§ THE REQUEST: Report the count of lines holding "Intervention" in the records, with no other words.

[START OF RECORD EXCERPTS]

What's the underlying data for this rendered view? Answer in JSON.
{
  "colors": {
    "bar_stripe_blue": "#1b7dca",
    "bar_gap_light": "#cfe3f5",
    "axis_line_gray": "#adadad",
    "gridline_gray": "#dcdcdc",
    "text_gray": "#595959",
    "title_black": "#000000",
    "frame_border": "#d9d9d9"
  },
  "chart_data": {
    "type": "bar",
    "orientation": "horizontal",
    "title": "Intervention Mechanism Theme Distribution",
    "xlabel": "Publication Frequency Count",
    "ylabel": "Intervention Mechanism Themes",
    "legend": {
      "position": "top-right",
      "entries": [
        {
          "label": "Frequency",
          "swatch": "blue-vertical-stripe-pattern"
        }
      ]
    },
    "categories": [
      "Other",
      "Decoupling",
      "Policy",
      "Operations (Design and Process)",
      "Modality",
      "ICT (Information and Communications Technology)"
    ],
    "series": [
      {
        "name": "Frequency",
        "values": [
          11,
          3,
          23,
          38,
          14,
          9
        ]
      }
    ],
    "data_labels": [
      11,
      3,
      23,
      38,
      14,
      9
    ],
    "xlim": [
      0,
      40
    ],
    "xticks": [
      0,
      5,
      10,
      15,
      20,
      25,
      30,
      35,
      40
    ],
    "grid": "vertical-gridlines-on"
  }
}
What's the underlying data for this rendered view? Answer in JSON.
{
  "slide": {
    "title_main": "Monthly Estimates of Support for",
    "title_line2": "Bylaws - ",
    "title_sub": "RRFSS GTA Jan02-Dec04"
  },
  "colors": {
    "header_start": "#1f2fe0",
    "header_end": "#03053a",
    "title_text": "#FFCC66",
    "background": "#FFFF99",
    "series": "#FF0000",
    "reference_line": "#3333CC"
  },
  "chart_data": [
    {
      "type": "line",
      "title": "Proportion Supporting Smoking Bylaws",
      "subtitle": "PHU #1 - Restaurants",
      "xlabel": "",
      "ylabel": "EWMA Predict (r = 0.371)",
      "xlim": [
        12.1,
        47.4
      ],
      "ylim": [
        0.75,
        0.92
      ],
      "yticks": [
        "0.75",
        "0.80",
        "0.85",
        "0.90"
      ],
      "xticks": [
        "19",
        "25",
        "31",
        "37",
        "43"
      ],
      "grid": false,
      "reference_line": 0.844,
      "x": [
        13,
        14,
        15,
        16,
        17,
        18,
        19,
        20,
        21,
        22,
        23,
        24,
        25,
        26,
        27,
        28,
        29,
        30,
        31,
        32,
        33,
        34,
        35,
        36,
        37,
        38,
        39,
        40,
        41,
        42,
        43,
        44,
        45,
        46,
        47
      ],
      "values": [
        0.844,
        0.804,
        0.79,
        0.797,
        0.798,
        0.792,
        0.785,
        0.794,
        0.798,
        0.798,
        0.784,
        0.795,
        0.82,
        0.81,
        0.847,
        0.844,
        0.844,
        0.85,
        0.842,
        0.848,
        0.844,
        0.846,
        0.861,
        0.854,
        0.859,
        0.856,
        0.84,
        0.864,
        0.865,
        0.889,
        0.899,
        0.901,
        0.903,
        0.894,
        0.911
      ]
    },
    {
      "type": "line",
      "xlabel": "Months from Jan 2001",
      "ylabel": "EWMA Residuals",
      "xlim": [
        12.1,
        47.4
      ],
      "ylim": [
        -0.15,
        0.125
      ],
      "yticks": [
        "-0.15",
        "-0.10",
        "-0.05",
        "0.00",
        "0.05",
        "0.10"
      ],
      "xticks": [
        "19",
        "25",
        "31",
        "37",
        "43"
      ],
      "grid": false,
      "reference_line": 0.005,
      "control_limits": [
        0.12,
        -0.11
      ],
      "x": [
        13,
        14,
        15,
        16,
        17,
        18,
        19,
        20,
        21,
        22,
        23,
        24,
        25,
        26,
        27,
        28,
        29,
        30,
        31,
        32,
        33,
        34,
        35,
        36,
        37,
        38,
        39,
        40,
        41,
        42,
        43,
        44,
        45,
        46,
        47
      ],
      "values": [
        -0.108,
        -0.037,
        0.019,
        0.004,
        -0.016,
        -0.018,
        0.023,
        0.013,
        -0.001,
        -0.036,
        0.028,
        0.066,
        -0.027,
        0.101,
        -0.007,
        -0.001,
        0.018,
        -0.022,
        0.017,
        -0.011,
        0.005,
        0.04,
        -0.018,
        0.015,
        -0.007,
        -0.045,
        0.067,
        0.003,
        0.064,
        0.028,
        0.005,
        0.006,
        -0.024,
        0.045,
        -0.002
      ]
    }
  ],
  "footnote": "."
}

[END OF RECORD EXCERPTS]

§ REPLY: 2